Begin Source data

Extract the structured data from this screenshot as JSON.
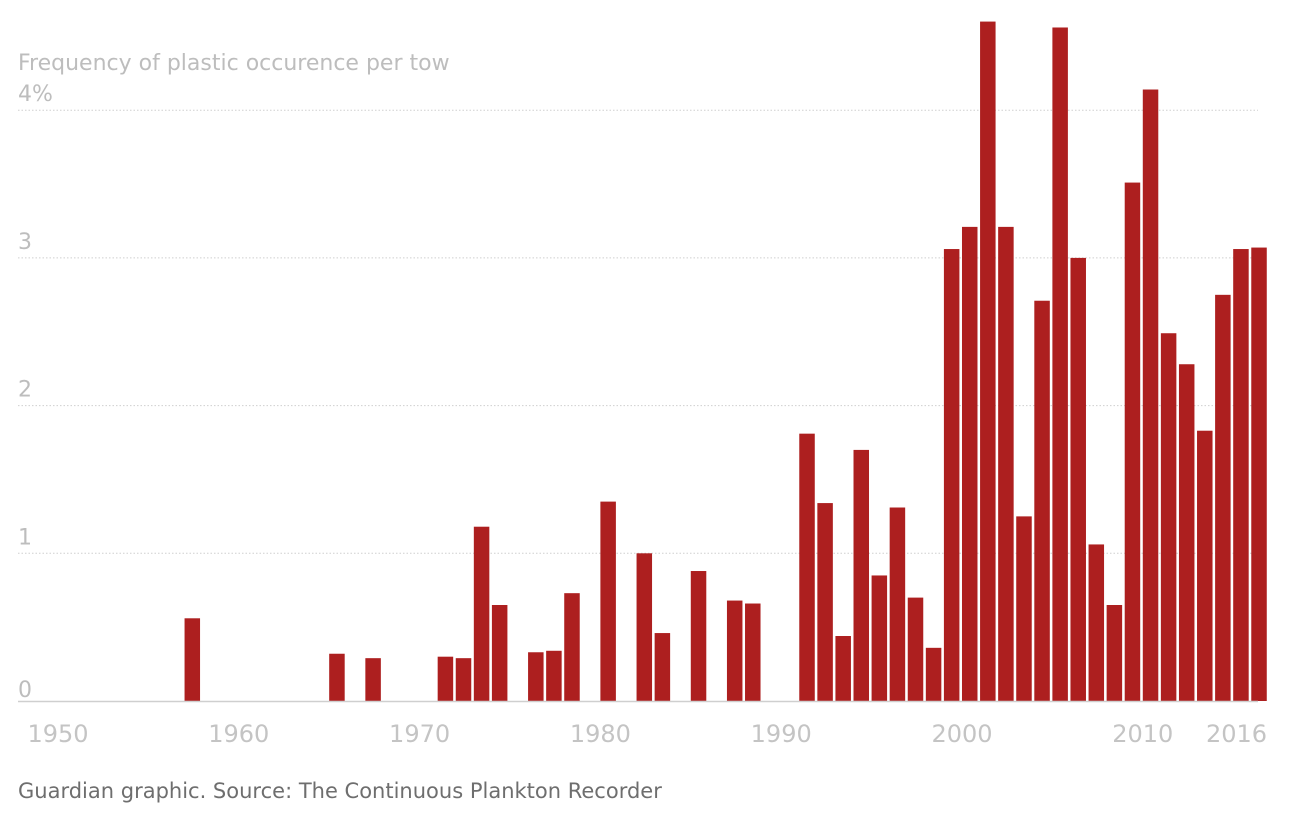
{
  "chart_data": {
    "type": "bar",
    "ylabel": "Frequency of plastic occurence per tow",
    "ylim": [
      0,
      4.6
    ],
    "grid": true,
    "y_ticks": [
      {
        "value": 0,
        "label": "0"
      },
      {
        "value": 1,
        "label": "1"
      },
      {
        "value": 2,
        "label": "2"
      },
      {
        "value": 3,
        "label": "3"
      },
      {
        "value": 4,
        "label": "4%"
      }
    ],
    "x_ticks": [
      {
        "value": 1950,
        "label": "1950"
      },
      {
        "value": 1960,
        "label": "1960"
      },
      {
        "value": 1970,
        "label": "1970"
      },
      {
        "value": 1980,
        "label": "1980"
      },
      {
        "value": 1990,
        "label": "1990"
      },
      {
        "value": 2000,
        "label": "2000"
      },
      {
        "value": 2010,
        "label": "2010"
      },
      {
        "value": 2016,
        "label": "2016"
      }
    ],
    "x_range": [
      1950,
      2016
    ],
    "bar_color": "#ad1f1f",
    "x": [
      1957,
      1965,
      1967,
      1971,
      1972,
      1973,
      1974,
      1976,
      1977,
      1978,
      1980,
      1982,
      1983,
      1985,
      1987,
      1988,
      1991,
      1992,
      1993,
      1994,
      1995,
      1996,
      1997,
      1998,
      1999,
      2000,
      2001,
      2002,
      2003,
      2004,
      2005,
      2006,
      2007,
      2008,
      2009,
      2010,
      2011,
      2012,
      2013,
      2014,
      2015,
      2016
    ],
    "values": [
      0.56,
      0.32,
      0.29,
      0.3,
      0.29,
      1.18,
      0.65,
      0.33,
      0.34,
      0.73,
      1.35,
      1.0,
      0.46,
      0.88,
      0.68,
      0.66,
      1.81,
      1.34,
      0.44,
      1.7,
      0.85,
      1.31,
      0.7,
      0.36,
      3.06,
      3.21,
      4.6,
      3.21,
      1.25,
      2.71,
      4.56,
      3.0,
      1.06,
      0.65,
      3.51,
      4.14,
      2.49,
      2.28,
      1.83,
      2.75,
      3.06,
      3.07
    ]
  },
  "source": "Guardian graphic. Source: The Continuous Plankton Recorder"
}
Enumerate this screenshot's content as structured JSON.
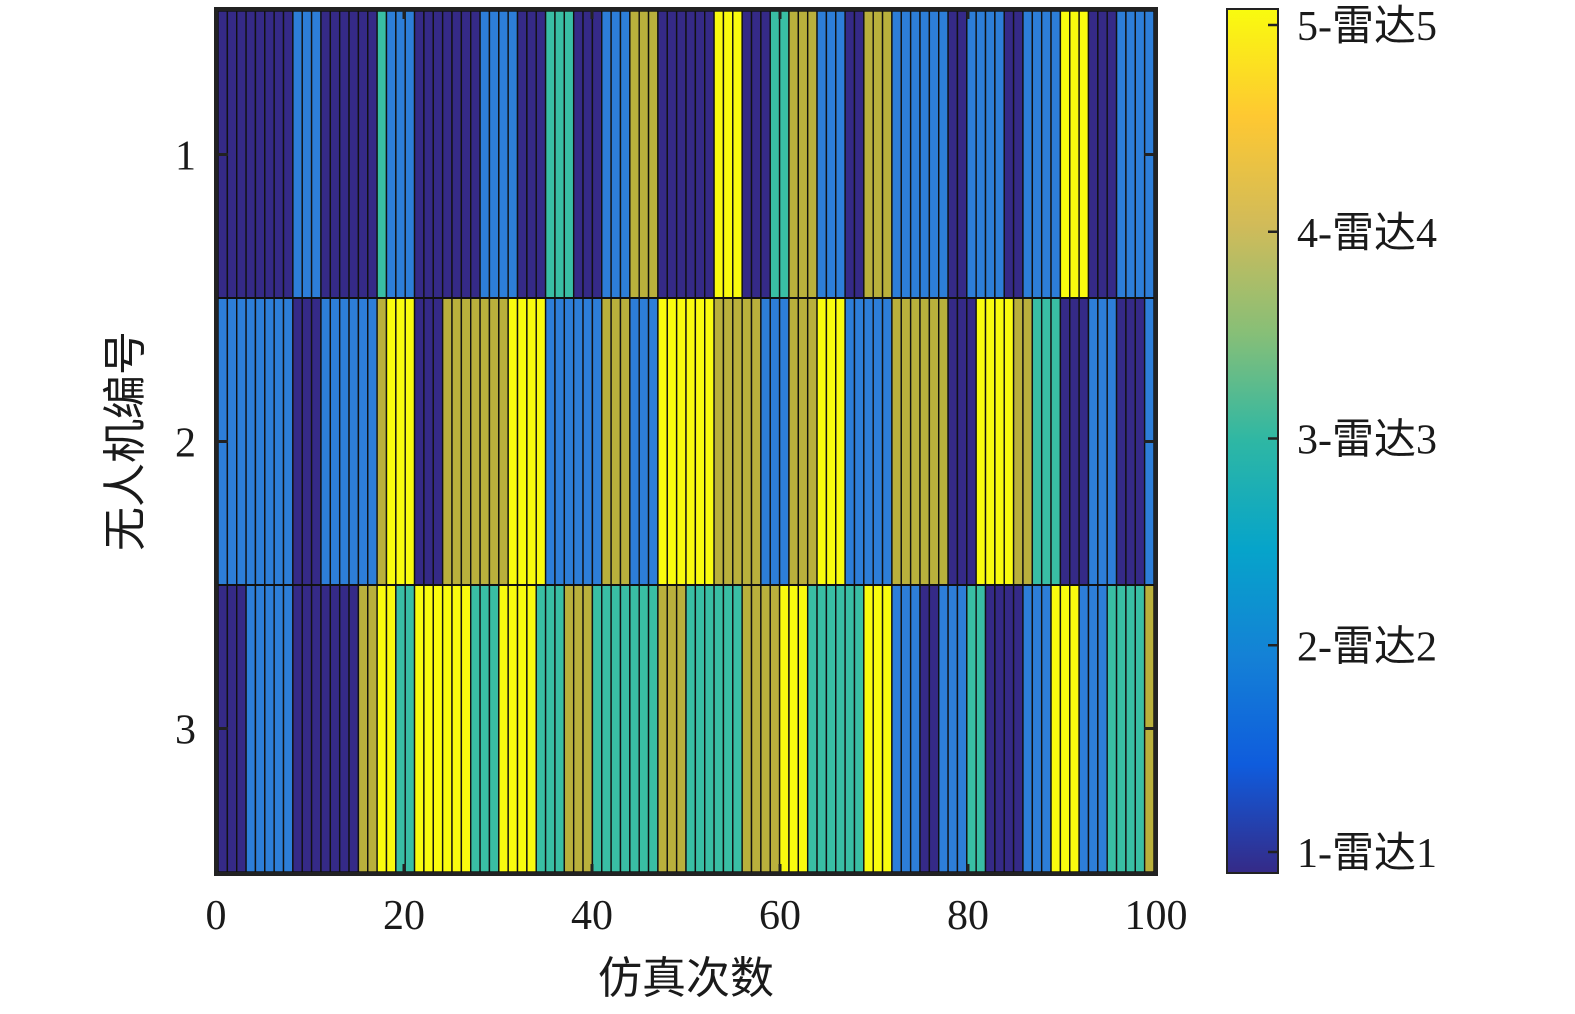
{
  "chart_data": {
    "type": "heatmap",
    "title": "",
    "xlabel": "仿真次数",
    "ylabel": "无人机编号",
    "xlim": [
      0,
      100
    ],
    "x_ticks": [
      "0",
      "20",
      "40",
      "60",
      "80",
      "100"
    ],
    "y_ticks": [
      "1",
      "2",
      "3"
    ],
    "rows": [
      {
        "name": "1",
        "values": [
          1,
          1,
          1,
          1,
          1,
          1,
          1,
          1,
          2,
          2,
          2,
          1,
          1,
          1,
          1,
          1,
          1,
          3,
          2,
          2,
          2,
          1,
          1,
          1,
          1,
          1,
          1,
          1,
          2,
          2,
          2,
          2,
          1,
          1,
          1,
          3,
          3,
          3,
          1,
          1,
          1,
          2,
          2,
          2,
          4,
          4,
          4,
          1,
          1,
          1,
          1,
          1,
          1,
          5,
          5,
          5,
          1,
          1,
          1,
          3,
          3,
          4,
          4,
          4,
          2,
          2,
          2,
          1,
          1,
          4,
          4,
          4,
          2,
          2,
          2,
          2,
          2,
          2,
          1,
          1,
          2,
          2,
          2,
          2,
          1,
          1,
          2,
          2,
          2,
          2,
          5,
          5,
          5,
          1,
          1,
          1,
          2,
          2,
          2,
          2
        ]
      },
      {
        "name": "2",
        "values": [
          2,
          2,
          2,
          2,
          2,
          2,
          2,
          2,
          1,
          1,
          1,
          2,
          2,
          2,
          2,
          2,
          2,
          4,
          5,
          5,
          5,
          1,
          1,
          1,
          4,
          4,
          4,
          4,
          4,
          4,
          4,
          5,
          5,
          5,
          5,
          2,
          2,
          2,
          2,
          2,
          2,
          4,
          4,
          4,
          2,
          2,
          2,
          5,
          5,
          5,
          5,
          5,
          5,
          4,
          4,
          4,
          4,
          4,
          2,
          2,
          2,
          4,
          4,
          4,
          5,
          5,
          5,
          2,
          2,
          2,
          2,
          2,
          4,
          4,
          4,
          4,
          4,
          4,
          1,
          1,
          1,
          5,
          5,
          5,
          5,
          4,
          4,
          3,
          3,
          3,
          1,
          1,
          1,
          2,
          2,
          2,
          1,
          1,
          1,
          2
        ]
      },
      {
        "name": "3",
        "values": [
          1,
          1,
          1,
          2,
          2,
          2,
          2,
          2,
          1,
          1,
          1,
          1,
          1,
          1,
          1,
          4,
          4,
          5,
          5,
          3,
          3,
          5,
          5,
          5,
          5,
          5,
          5,
          3,
          3,
          3,
          5,
          5,
          5,
          5,
          3,
          3,
          3,
          4,
          4,
          4,
          3,
          3,
          3,
          3,
          3,
          3,
          3,
          4,
          4,
          4,
          3,
          3,
          3,
          3,
          3,
          3,
          4,
          4,
          4,
          4,
          5,
          5,
          5,
          3,
          3,
          3,
          3,
          3,
          3,
          5,
          5,
          5,
          2,
          2,
          2,
          1,
          1,
          2,
          2,
          2,
          3,
          3,
          1,
          1,
          1,
          1,
          2,
          2,
          2,
          5,
          5,
          5,
          2,
          2,
          2,
          3,
          3,
          3,
          3,
          4
        ]
      }
    ],
    "colorbar": {
      "range": [
        1,
        5
      ],
      "tick_values": [
        1,
        2,
        3,
        4,
        5
      ],
      "tick_labels": [
        "1-雷达1",
        "2-雷达2",
        "3-雷达3",
        "4-雷达4",
        "5-雷达5"
      ],
      "colormap": "parula",
      "colors": [
        "#352a87",
        "#2d7ed8",
        "#39bea4",
        "#b9b03c",
        "#f9fb0e"
      ]
    }
  }
}
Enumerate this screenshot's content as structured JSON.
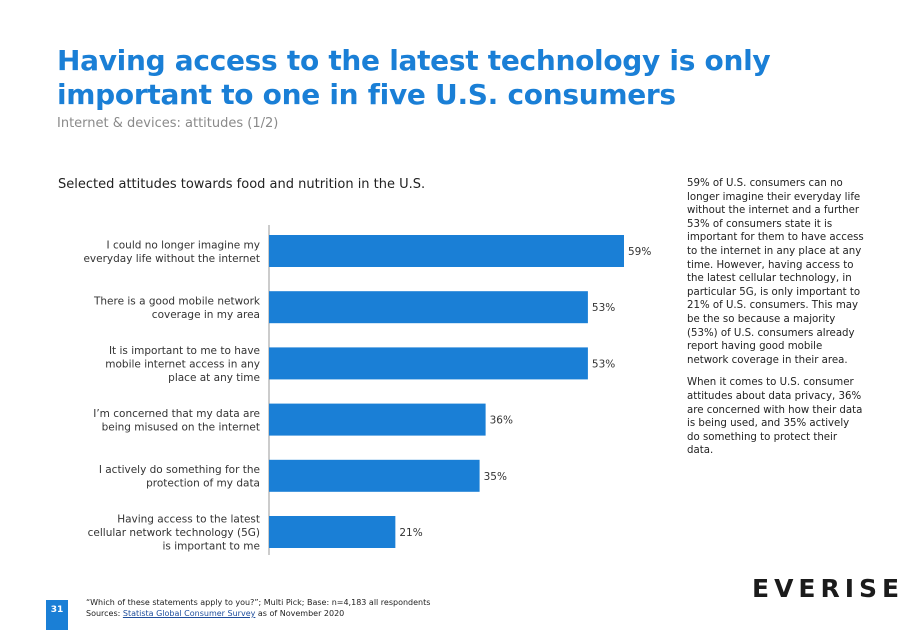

End Source data

### Goal
Gather each line of the listing containing the word "ylabel" and show it.

### Written reply
    "ylabel": "Frequency of plastic occurence per tow",
    "ylabel": "无人机编号",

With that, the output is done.